SELECTED EXTRACT:
* START *
The original implementation is on Caffe and quite heavy. There has been tremendous effort to bring this architecture to mobile devices or embedded systems, Lightweight OpenPose is one of those. In this implementation, they use lightweight backbones like MobileNetV2 or ShuffleNet instead of VGG16. Furthermore, they leverage shared computation to accelerate inference speed. Having said that, from my observation, its accuracy is not high enough for real-life applications.

In Lightweight OpenPose, initial predictions of keypoints and PAFs are made like this:

class InitialStage(nn.Module):
    def __init__(self, num_channels, num_heatmaps, num_pafs):
        super().__init__()
        self.trunk = nn.Sequential(
            conv(num_channels, num_channels, bn=False),
            conv(num_channels, num_channels, bn=False),
            conv(num_channels, num_channels, bn=False)
        )
        self.heatmaps = nn.Sequential(
            conv(num_channels, 512, kernel_size=1, padding=0, bn=False),
            conv(512, num_heatmaps, kernel_size=1, padding=0, bn=False, relu=False)
        )
        self.pafs = nn.Sequential(
            conv(num_channels, 512, kernel_size=1, padding=0, bn=False),
            conv(512, num_pafs, kernel_size=1, padding=0, bn=False, relu=False)
* END *
WRITTEN REQUEST A:
Decide whether each statement agrees with the Lightweight OpenPose passage, answering yes or no and quoting the deciding words: (i) Lightweight OpenPose keeps VGG16 as its backbone. (ii) The original implementation is on Caffe. (iii) The writer judges the accuracy of Lightweight OpenPose sufficient for real-life applications.

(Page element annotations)
* START *
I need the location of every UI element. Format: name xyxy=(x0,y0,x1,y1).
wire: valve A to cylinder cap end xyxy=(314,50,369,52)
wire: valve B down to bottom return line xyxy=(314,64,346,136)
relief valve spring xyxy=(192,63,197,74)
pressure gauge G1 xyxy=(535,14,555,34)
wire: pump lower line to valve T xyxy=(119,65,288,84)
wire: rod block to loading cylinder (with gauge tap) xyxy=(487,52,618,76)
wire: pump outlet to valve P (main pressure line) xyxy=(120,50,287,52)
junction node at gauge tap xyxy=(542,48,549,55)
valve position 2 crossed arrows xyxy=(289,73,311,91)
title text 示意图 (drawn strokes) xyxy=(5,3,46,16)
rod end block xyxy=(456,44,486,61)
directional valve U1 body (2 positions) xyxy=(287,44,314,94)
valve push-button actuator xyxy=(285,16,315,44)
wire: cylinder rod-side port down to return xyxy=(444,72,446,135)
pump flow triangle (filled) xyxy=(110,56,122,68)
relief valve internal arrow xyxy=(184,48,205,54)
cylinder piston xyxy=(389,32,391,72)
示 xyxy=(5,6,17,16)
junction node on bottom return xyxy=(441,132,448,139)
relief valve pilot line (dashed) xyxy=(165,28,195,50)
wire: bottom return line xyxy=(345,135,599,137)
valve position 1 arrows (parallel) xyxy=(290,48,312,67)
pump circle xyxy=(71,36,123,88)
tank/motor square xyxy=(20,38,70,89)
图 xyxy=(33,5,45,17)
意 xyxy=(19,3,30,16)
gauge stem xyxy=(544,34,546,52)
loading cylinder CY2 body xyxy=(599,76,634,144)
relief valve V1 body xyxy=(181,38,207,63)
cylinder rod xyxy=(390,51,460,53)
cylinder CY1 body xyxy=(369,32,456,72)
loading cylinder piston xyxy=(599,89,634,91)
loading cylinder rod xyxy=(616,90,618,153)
* END *
WRITTEN REQUEST B:
Rename "wire" to "pipe" in the records from the start of the records through the line containing "示 xyxy=(5,6,17,16)", and give only those lines with nothing else changed.

FINAL ANSWER A:
(i) No: "they use lightweight backbones like MobileNetV2 or ShuffleNet instead of VGG16"
(ii) Yes: "The original implementation is on Caffe and quite heavy."
(iii) No: "its accuracy is not high enough for real-life applications"

FINAL ANSWER B:
I need the location of every UI element. Format: name xyxy=(x0,y0,x1,y1).
pipe: valve A to cylinder cap end xyxy=(314,50,369,52)
pipe: valve B down to bottom return line xyxy=(314,64,346,136)
relief valve spring xyxy=(192,63,197,74)
pressure gauge G1 xyxy=(535,14,555,34)
pipe: pump lower line to valve T xyxy=(119,65,288,84)
pipe: rod block to loading cylinder (with gauge tap) xyxy=(487,52,618,76)
pipe: pump outlet to valve P (main pressure line) xyxy=(120,50,287,52)
junction node at gauge tap xyxy=(542,48,549,55)
valve position 2 crossed arrows xyxy=(289,73,311,91)
title text 示意图 (drawn strokes) xyxy=(5,3,46,16)
rod end block xyxy=(456,44,486,61)
directional valve U1 body (2 positions) xyxy=(287,44,314,94)
valve push-button actuator xyxy=(285,16,315,44)
pipe: cylinder rod-side port down to return xyxy=(444,72,446,135)
pump flow triangle (filled) xyxy=(110,56,122,68)
relief valve internal arrow xyxy=(184,48,205,54)
cylinder piston xyxy=(389,32,391,72)
示 xyxy=(5,6,17,16)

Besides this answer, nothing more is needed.